Problem set:
1) In the forex overview, condense the paragraph beginning "The largest financial Market in the world" into two shorter sentences that keep its main facts.
2) According to the forex overview, in which type of market do most forex transactions take place?

Text passage:
- - - - -

Forex Market: Overview



2021-11-07

Welcome to Global Foreign Exchange Market (FX or Forex or Foreign Currency)!!!

The largest financial Market in the world as measured by daily transactions' turnover with more than US $5 trillion a day, which is even greater than world’s whole stock and bond markets. It is a decentralized market, where world’s currencies trade between two or more than two parties.

The market has high liquidity due to a large number of traders (buyers and sellers) all over the world, it has also less difference between BID and ASK price. Unlike other markets, growth of forex trading, investing and management activities are increasing, day by day.

Market Structure

There are two types of market on the basis of transaction mechanisms

1. OTC (Over the Counter) – The market where transactions take place between two parties directly or without any broker or any other third party, known as Over the Counter or OTC market. These types of markets are also known as decentralized markets, because there are no central authority on which people are trusting.

2. Exchange Market – The market where transactions take place between two or more parties indirectly or broker or any third party, known as exchange market. It is also known as centralized market. For example: Stock Markets and Bond Markets

In case of forex market, most of the transactions takes place directly in OTC (Over the Counter) market, which is an independent market unlike exchange or centralized markets. Due to high-liquidity and more accessibility, the market has lot of transactions and traders.

Market Participants

In forex market, there are various participants such as Central Banks, commercial banks or investments banks, hedge funds, retails investors, financial brokers and mutual funds etc.

These participants have their several aims to trade, some of them do transactions to sustain their economy, some of them try to sustain their private entity's reserves, rest of them are intermediaries or brokers, who are helping other participants within their trades.

- - - - -

Items:
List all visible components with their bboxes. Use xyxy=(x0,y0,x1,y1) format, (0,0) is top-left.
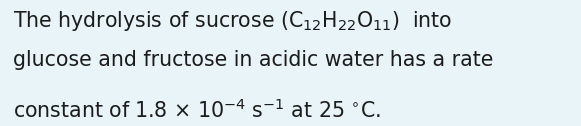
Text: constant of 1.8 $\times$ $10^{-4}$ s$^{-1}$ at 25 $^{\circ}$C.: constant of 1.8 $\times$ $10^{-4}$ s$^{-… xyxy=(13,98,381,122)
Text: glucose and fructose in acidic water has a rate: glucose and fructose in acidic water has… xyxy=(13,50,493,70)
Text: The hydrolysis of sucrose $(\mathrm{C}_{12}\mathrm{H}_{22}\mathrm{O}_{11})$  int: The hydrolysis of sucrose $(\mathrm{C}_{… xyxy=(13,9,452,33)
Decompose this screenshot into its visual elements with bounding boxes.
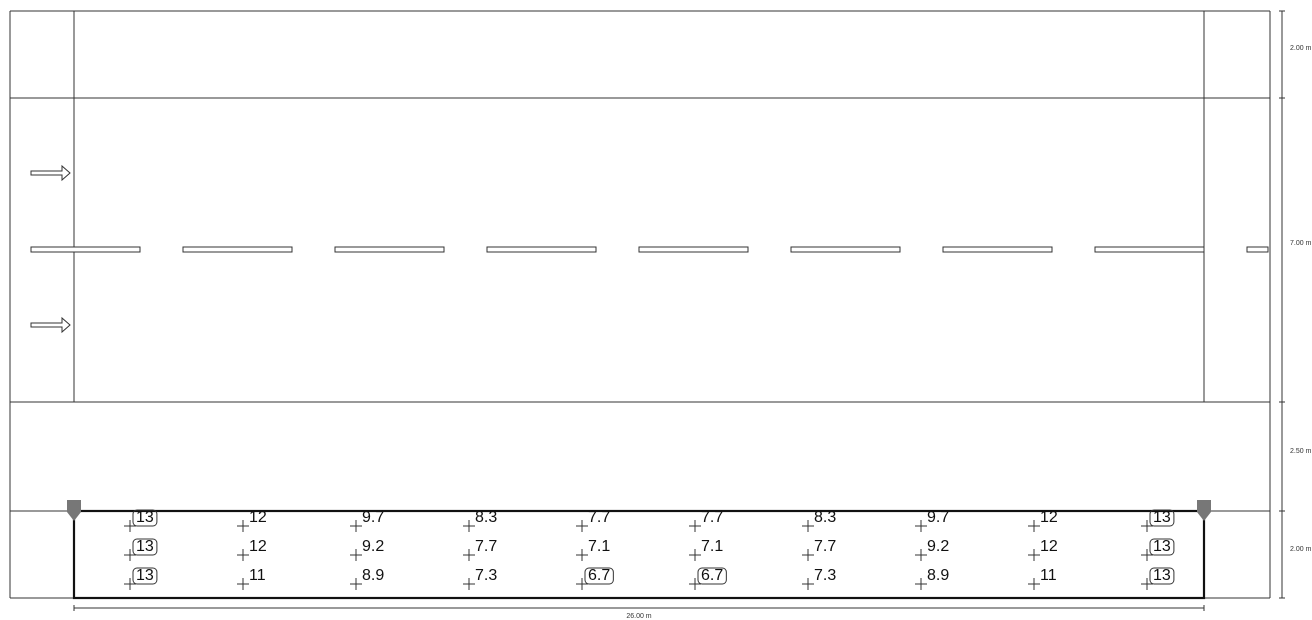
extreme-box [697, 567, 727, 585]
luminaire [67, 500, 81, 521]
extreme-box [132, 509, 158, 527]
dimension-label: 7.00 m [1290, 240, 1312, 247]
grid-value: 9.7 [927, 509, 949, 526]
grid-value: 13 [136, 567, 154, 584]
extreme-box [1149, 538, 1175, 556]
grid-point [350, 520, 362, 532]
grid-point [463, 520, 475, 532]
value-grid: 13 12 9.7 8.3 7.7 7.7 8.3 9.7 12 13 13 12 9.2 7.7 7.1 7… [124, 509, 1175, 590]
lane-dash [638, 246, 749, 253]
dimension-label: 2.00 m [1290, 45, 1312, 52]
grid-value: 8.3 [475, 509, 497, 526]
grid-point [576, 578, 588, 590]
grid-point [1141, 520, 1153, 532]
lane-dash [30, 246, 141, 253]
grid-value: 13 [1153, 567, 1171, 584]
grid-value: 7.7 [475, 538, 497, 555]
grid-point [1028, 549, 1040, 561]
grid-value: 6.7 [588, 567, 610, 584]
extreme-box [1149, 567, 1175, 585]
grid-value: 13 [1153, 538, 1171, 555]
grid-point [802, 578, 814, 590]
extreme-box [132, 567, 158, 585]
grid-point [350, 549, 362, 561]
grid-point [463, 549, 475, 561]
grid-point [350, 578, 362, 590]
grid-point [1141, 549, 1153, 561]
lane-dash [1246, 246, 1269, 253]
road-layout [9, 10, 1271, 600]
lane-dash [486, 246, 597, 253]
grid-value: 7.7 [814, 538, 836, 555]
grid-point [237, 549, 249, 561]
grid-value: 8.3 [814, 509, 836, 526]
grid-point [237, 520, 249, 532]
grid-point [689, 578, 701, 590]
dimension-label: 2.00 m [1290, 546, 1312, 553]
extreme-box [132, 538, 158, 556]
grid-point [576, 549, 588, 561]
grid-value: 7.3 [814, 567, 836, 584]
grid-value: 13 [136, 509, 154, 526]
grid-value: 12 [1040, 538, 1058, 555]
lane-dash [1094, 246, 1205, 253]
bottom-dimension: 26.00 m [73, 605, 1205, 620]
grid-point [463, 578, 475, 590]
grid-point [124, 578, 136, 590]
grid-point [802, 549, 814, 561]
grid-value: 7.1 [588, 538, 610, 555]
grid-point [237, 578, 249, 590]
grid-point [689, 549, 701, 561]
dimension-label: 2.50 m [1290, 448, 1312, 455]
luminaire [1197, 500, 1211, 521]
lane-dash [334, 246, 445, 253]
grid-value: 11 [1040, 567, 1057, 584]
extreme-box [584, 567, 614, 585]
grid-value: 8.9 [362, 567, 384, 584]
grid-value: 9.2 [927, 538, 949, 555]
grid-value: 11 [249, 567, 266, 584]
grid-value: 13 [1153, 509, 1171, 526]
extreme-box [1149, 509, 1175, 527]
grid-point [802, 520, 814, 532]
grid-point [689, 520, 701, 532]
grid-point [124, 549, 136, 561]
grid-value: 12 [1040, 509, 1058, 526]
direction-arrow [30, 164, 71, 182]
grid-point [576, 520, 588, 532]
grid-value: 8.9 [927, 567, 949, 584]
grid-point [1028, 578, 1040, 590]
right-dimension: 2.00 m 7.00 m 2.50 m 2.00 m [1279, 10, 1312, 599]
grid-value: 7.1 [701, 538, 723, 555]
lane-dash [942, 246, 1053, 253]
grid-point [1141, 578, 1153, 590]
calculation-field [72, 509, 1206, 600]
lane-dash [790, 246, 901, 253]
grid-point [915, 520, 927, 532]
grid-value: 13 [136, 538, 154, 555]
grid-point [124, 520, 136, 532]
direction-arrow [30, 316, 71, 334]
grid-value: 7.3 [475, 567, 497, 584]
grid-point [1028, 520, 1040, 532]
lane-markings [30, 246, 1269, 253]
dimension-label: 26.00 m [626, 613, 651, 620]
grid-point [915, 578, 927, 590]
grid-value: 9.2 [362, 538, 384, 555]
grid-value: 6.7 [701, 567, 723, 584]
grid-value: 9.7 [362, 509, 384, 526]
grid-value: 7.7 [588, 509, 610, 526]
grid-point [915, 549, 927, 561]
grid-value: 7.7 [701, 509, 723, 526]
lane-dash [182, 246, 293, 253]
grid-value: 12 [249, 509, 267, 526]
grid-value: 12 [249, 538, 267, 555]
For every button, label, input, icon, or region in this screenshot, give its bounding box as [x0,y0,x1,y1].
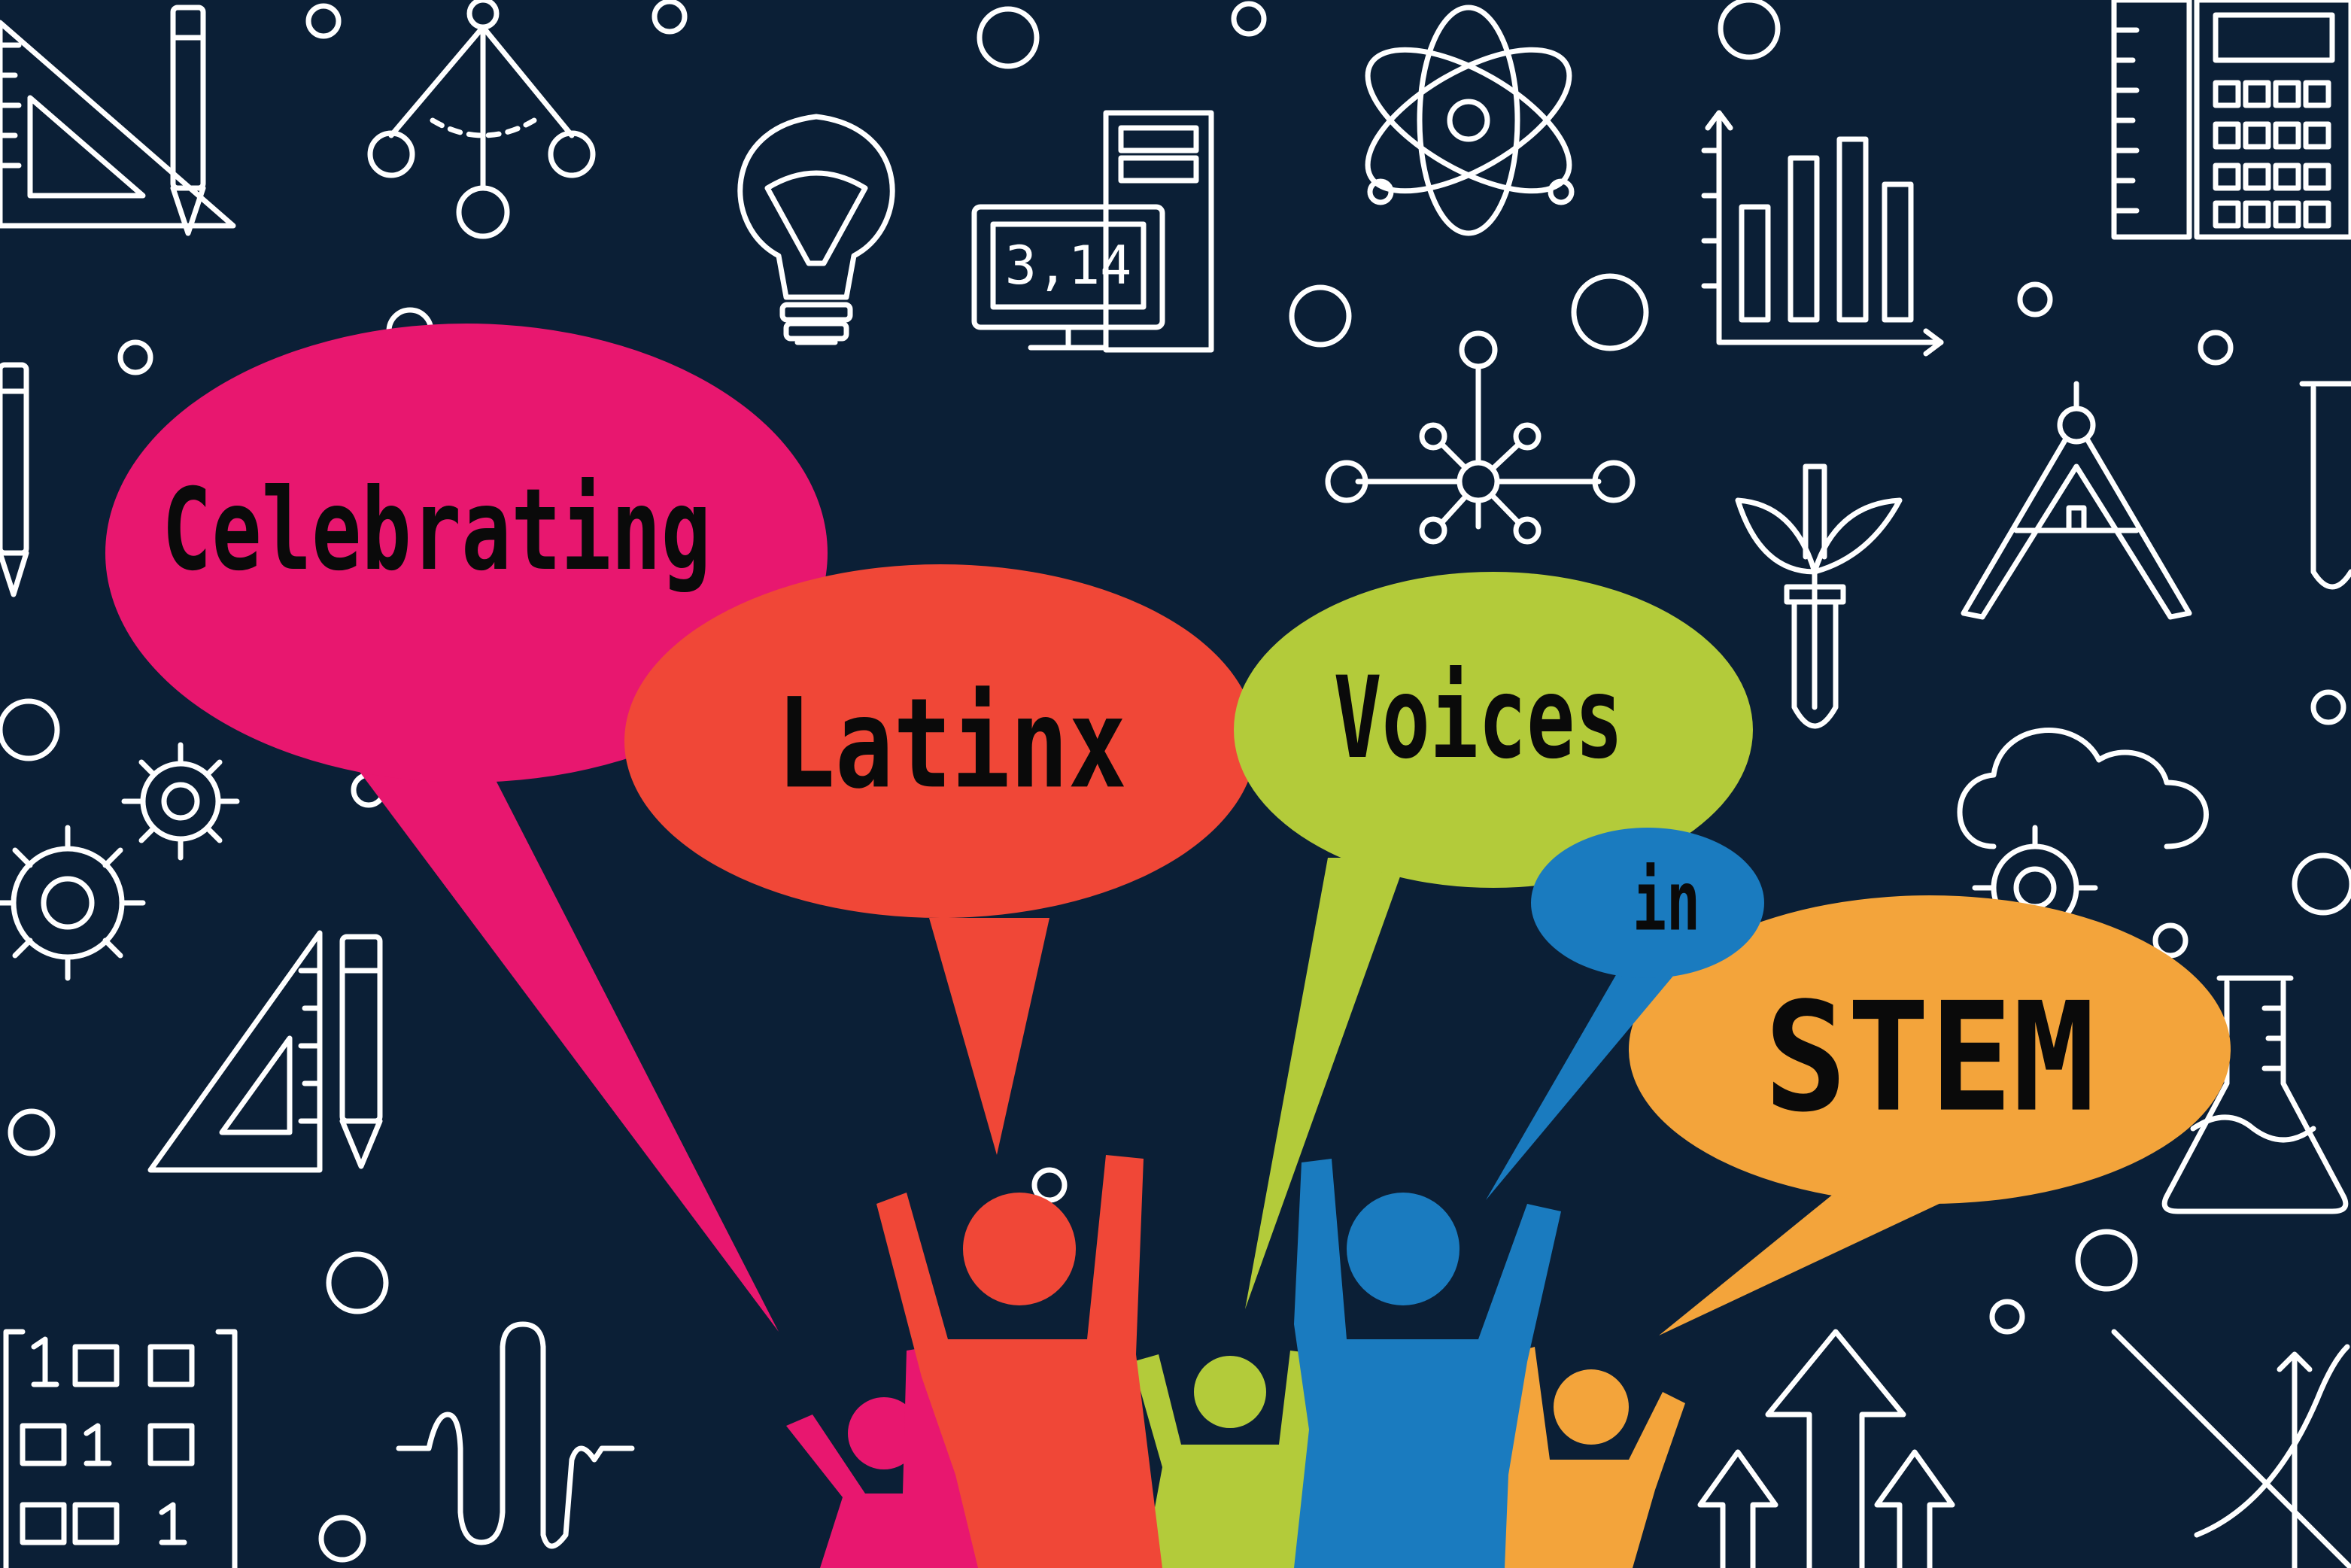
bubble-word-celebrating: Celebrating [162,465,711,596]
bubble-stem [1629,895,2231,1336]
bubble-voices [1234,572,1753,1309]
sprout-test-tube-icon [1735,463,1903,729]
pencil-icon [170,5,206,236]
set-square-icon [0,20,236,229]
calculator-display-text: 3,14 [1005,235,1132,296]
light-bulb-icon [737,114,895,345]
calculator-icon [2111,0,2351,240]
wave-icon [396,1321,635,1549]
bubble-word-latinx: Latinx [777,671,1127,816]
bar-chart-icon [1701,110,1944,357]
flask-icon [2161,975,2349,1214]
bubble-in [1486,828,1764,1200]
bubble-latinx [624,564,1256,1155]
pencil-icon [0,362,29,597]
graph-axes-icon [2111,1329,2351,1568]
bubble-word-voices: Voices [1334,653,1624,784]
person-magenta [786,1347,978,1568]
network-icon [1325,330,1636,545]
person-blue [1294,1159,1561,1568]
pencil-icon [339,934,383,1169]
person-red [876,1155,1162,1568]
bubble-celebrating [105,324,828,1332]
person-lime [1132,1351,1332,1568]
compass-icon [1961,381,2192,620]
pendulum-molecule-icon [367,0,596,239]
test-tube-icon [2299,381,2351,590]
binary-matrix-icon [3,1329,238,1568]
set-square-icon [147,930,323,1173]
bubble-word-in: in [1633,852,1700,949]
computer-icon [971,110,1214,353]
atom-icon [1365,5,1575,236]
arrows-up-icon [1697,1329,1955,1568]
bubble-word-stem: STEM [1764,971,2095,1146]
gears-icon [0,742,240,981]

- - - - -

Set of answers:
1) Forex is the world's largest financial market by daily turnover, trading more than US $5 trillion a day, which exceeds all the world's stock and bond markets. It is decentralized, with currencies traded between two or more parties.

2) Most forex transactions take place directly in the OTC (Over the Counter) market.